# YOUR INSTRUCTIONS:
Identify and pull out each line of the entries in which "Projections" occurs.

# Dataset records:
____
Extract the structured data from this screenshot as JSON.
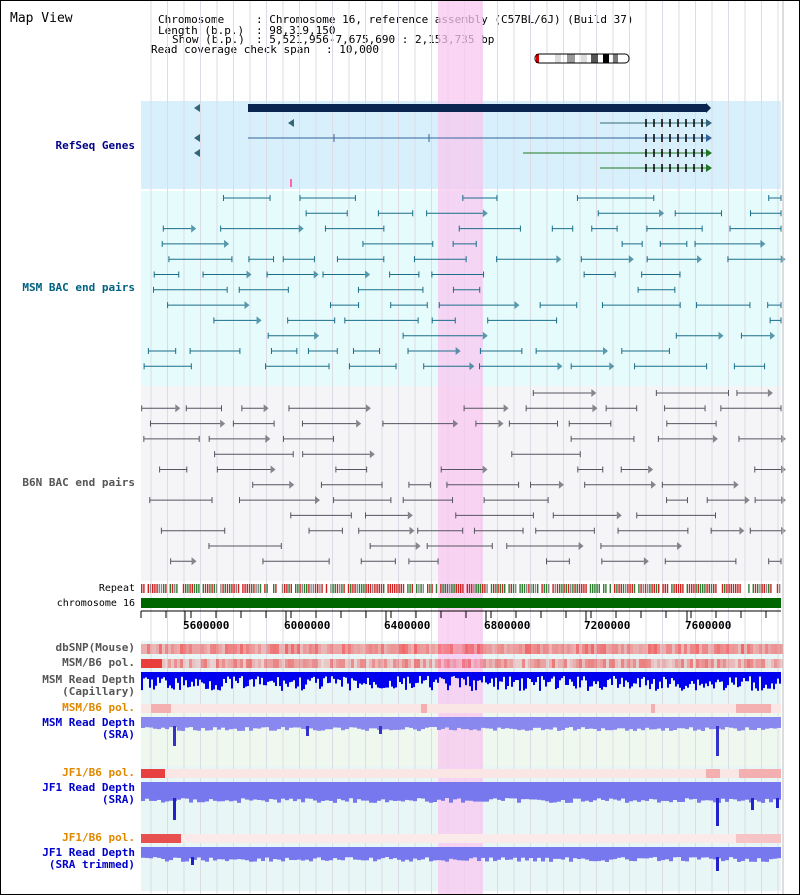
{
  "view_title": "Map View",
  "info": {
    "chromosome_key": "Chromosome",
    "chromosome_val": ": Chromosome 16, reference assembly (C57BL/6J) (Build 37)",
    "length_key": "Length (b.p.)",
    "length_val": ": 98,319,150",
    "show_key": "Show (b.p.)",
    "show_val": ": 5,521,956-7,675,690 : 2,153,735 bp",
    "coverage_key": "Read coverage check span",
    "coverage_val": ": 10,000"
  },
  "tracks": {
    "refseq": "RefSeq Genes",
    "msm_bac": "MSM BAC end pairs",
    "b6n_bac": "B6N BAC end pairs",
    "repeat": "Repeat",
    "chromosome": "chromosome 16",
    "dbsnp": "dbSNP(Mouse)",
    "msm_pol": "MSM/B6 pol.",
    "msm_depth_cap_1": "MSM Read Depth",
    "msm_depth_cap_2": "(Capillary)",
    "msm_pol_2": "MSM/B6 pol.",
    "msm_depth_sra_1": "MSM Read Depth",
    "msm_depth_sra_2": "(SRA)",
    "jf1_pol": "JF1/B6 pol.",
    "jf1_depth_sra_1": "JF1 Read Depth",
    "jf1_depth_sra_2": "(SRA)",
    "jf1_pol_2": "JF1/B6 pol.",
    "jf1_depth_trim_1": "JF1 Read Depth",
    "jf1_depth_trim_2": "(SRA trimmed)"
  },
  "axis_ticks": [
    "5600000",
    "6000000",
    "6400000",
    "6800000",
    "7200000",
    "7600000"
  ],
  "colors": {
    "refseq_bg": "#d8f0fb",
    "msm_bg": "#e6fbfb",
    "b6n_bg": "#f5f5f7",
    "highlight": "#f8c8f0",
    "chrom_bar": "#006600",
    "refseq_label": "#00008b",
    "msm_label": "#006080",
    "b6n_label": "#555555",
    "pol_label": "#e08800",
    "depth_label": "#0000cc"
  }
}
____
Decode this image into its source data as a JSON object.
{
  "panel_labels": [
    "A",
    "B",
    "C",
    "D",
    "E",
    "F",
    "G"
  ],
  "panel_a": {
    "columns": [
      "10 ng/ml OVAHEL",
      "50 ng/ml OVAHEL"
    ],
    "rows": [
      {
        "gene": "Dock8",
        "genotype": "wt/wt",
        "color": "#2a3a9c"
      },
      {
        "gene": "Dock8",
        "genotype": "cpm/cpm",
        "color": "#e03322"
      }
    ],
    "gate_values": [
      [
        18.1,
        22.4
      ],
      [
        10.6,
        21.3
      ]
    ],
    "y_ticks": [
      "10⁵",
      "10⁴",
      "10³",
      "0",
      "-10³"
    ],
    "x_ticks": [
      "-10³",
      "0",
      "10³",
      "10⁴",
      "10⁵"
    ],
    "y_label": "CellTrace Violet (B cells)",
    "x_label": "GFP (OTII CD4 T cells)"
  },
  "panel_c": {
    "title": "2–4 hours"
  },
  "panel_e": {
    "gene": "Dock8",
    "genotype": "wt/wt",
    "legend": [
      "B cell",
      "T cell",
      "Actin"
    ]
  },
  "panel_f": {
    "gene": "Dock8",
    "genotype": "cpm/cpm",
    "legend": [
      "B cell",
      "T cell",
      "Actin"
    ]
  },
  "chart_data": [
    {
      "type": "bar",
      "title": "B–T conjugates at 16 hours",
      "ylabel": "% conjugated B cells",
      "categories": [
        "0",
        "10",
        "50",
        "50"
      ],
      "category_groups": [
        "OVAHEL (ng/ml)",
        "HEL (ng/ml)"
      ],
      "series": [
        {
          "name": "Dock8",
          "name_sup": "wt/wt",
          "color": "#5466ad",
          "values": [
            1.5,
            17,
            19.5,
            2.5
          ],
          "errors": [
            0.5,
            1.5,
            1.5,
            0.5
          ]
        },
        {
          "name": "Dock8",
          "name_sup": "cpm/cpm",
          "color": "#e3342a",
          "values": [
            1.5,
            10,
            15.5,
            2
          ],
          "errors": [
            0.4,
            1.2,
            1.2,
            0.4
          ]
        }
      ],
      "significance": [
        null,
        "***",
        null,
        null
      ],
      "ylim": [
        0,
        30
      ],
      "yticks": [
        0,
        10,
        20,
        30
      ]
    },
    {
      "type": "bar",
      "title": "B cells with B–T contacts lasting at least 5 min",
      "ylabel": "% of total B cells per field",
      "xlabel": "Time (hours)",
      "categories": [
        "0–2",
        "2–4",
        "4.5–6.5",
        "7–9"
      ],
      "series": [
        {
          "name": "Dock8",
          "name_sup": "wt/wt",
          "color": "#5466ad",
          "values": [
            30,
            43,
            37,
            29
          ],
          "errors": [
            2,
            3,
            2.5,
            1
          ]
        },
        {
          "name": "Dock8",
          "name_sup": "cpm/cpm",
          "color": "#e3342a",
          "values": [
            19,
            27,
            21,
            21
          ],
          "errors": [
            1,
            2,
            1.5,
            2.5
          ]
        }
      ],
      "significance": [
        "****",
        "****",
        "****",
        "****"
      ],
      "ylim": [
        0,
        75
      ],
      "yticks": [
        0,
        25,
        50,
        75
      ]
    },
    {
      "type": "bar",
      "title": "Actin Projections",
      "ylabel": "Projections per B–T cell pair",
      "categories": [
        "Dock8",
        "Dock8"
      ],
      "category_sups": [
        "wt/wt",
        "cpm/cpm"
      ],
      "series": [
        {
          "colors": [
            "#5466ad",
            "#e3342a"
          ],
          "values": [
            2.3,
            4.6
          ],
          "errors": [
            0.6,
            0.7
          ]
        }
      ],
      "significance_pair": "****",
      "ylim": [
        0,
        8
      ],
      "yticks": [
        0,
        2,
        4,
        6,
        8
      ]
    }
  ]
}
____
# ANSWER TO THE PROBLEM:
      "title": "Actin Projections",
      "ylabel": "Projections per B–T cell pair",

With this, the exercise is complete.